- [What is being asked]: Images should be left out, and everything else in the listing reproduced exactly.

Collection entries:
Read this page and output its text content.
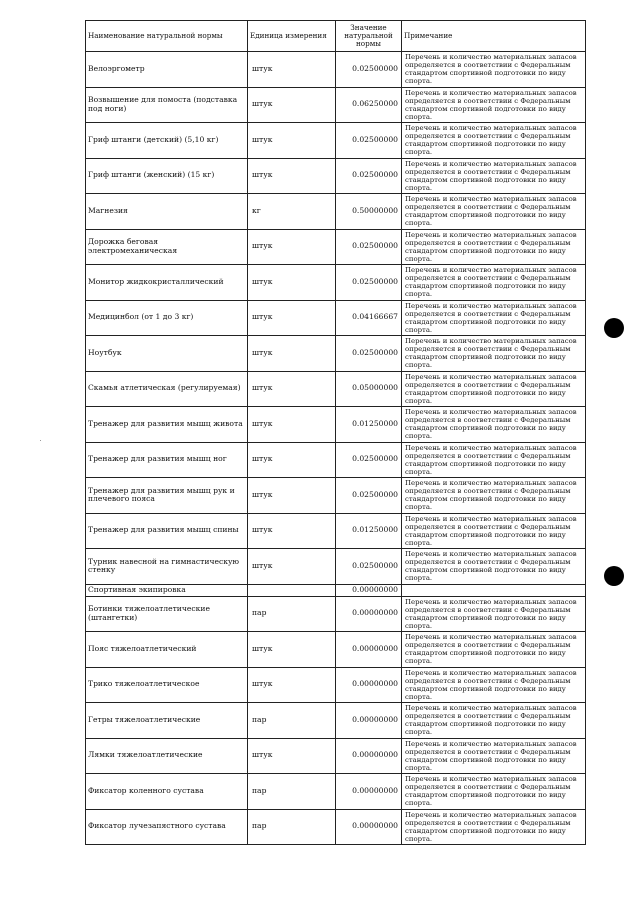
Наименование натуральной нормы	Единица измерения	Значение натуральной нормы	Примечание
Велоэргометр	штук	0.02500000	Перечень и количество материальных запасов определяется в соответствии с Федеральным стандартом спортивной подготовки по виду спорта.
Возвышение для помоста (подставка под ноги)	штук	0.06250000	Перечень и количество материальных запасов определяется в соответствии с Федеральным стандартом спортивной подготовки по виду спорта.
Гриф штанги (детский) (5,10 кг)	штук	0.02500000	Перечень и количество материальных запасов определяется в соответствии с Федеральным стандартом спортивной подготовки по виду спорта.
Гриф штанги (женский) (15 кг)	штук	0.02500000	Перечень и количество материальных запасов определяется в соответствии с Федеральным стандартом спортивной подготовки по виду спорта.
Магнезия	кг	0.50000000	Перечень и количество материальных запасов определяется в соответствии с Федеральным стандартом спортивной подготовки по виду спорта.
Дорожка беговая электромеханическая	штук	0.02500000	Перечень и количество материальных запасов определяется в соответствии с Федеральным стандартом спортивной подготовки по виду спорта.
Монитор жидкокристаллический	штук	0.02500000	Перечень и количество материальных запасов определяется в соответствии с Федеральным стандартом спортивной подготовки по виду спорта.
Медицинбол (от 1 до 3 кг)	штук	0.04166667	Перечень и количество материальных запасов определяется в соответствии с Федеральным стандартом спортивной подготовки по виду спорта.
Ноутбук	штук	0.02500000	Перечень и количество материальных запасов определяется в соответствии с Федеральным стандартом спортивной подготовки по виду спорта.
Скамья атлетическая (регулируемая)	штук	0.05000000	Перечень и количество материальных запасов определяется в соответствии с Федеральным стандартом спортивной подготовки по виду спорта.
Тренажер для развития мышц живота	штук	0.01250000	Перечень и количество материальных запасов определяется в соответствии с Федеральным стандартом спортивной подготовки по виду спорта.
Тренажер для развития мышц ног	штук	0.02500000	Перечень и количество материальных запасов определяется в соответствии с Федеральным стандартом спортивной подготовки по виду спорта.
Тренажер для развития мышц рук и плечевого пояса	штук	0.02500000	Перечень и количество материальных запасов определяется в соответствии с Федеральным стандартом спортивной подготовки по виду спорта.
Тренажер для развития мышц спины	штук	0.01250000	Перечень и количество материальных запасов определяется в соответствии с Федеральным стандартом спортивной подготовки по виду спорта.
Турник навесной на гимнастическую стенку	штук	0.02500000	Перечень и количество материальных запасов определяется в соответствии с Федеральным стандартом спортивной подготовки по виду спорта.
Спортивная экипировка		0.00000000	
Ботинки тяжелоатлетические (штангетки)	пар	0.00000000	Перечень и количество материальных запасов определяется в соответствии с Федеральным стандартом спортивной подготовки по виду спорта.
Пояс тяжелоатлетический	штук	0.00000000	Перечень и количество материальных запасов определяется в соответствии с Федеральным стандартом спортивной подготовки по виду спорта.
Трико тяжелоатлетическое	штук	0.00000000	Перечень и количество материальных запасов определяется в соответствии с Федеральным стандартом спортивной подготовки по виду спорта.
Гетры тяжелоатлетические	пар	0.00000000	Перечень и количество материальных запасов определяется в соответствии с Федеральным стандартом спортивной подготовки по виду спорта.
Лямки тяжелоатлетические	штук	0.00000000	Перечень и количество материальных запасов определяется в соответствии с Федеральным стандартом спортивной подготовки по виду спорта.
Фиксатор коленного сустава	пар	0.00000000	Перечень и количество материальных запасов определяется в соответствии с Федеральным стандартом спортивной подготовки по виду спорта.
Фиксатор лучезапястного сустава	пар	0.00000000	Перечень и количество материальных запасов определяется в соответствии с Федеральным стандартом спортивной подготовки по виду спорта.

- [Written response]:
Read this page and output its text content.
Наименование натуральной нормы	Единица измерения	Значение натуральной нормы	Примечание
Велоэргометр	штук	0.02500000	Перечень и количество материальных запасов определяется в соответствии с Федеральным стандартом спортивной подготовки по виду спорта.
Возвышение для помоста (подставка под ноги)	штук	0.06250000	Перечень и количество материальных запасов определяется в соответствии с Федеральным стандартом спортивной подготовки по виду спорта.
Гриф штанги (детский) (5,10 кг)	штук	0.02500000	Перечень и количество материальных запасов определяется в соответствии с Федеральным стандартом спортивной подготовки по виду спорта.
Гриф штанги (женский) (15 кг)	штук	0.02500000	Перечень и количество материальных запасов определяется в соответствии с Федеральным стандартом спортивной подготовки по виду спорта.
Магнезия	кг	0.50000000	Перечень и количество материальных запасов определяется в соответствии с Федеральным стандартом спортивной подготовки по виду спорта.
Дорожка беговая электромеханическая	штук	0.02500000	Перечень и количество материальных запасов определяется в соответствии с Федеральным стандартом спортивной подготовки по виду спорта.
Монитор жидкокристаллический	штук	0.02500000	Перечень и количество материальных запасов определяется в соответствии с Федеральным стандартом спортивной подготовки по виду спорта.
Медицинбол (от 1 до 3 кг)	штук	0.04166667	Перечень и количество материальных запасов определяется в соответствии с Федеральным стандартом спортивной подготовки по виду спорта.
Ноутбук	штук	0.02500000	Перечень и количество материальных запасов определяется в соответствии с Федеральным стандартом спортивной подготовки по виду спорта.
Скамья атлетическая (регулируемая)	штук	0.05000000	Перечень и количество материальных запасов определяется в соответствии с Федеральным стандартом спортивной подготовки по виду спорта.
Тренажер для развития мышц живота	штук	0.01250000	Перечень и количество материальных запасов определяется в соответствии с Федеральным стандартом спортивной подготовки по виду спорта.
Тренажер для развития мышц ног	штук	0.02500000	Перечень и количество материальных запасов определяется в соответствии с Федеральным стандартом спортивной подготовки по виду спорта.
Тренажер для развития мышц рук и плечевого пояса	штук	0.02500000	Перечень и количество материальных запасов определяется в соответствии с Федеральным стандартом спортивной подготовки по виду спорта.
Тренажер для развития мышц спины	штук	0.01250000	Перечень и количество материальных запасов определяется в соответствии с Федеральным стандартом спортивной подготовки по виду спорта.
Турник навесной на гимнастическую стенку	штук	0.02500000	Перечень и количество материальных запасов определяется в соответствии с Федеральным стандартом спортивной подготовки по виду спорта.
Спортивная экипировка		0.00000000	
Ботинки тяжелоатлетические (штангетки)	пар	0.00000000	Перечень и количество материальных запасов определяется в соответствии с Федеральным стандартом спортивной подготовки по виду спорта.
Пояс тяжелоатлетический	штук	0.00000000	Перечень и количество материальных запасов определяется в соответствии с Федеральным стандартом спортивной подготовки по виду спорта.
Трико тяжелоатлетическое	штук	0.00000000	Перечень и количество материальных запасов определяется в соответствии с Федеральным стандартом спортивной подготовки по виду спорта.
Гетры тяжелоатлетические	пар	0.00000000	Перечень и количество материальных запасов определяется в соответствии с Федеральным стандартом спортивной подготовки по виду спорта.
Лямки тяжелоатлетические	штук	0.00000000	Перечень и количество материальных запасов определяется в соответствии с Федеральным стандартом спортивной подготовки по виду спорта.
Фиксатор коленного сустава	пар	0.00000000	Перечень и количество материальных запасов определяется в соответствии с Федеральным стандартом спортивной подготовки по виду спорта.
Фиксатор лучезапястного сустава	пар	0.00000000	Перечень и количество материальных запасов определяется в соответствии с Федеральным стандартом спортивной подготовки по виду спорта.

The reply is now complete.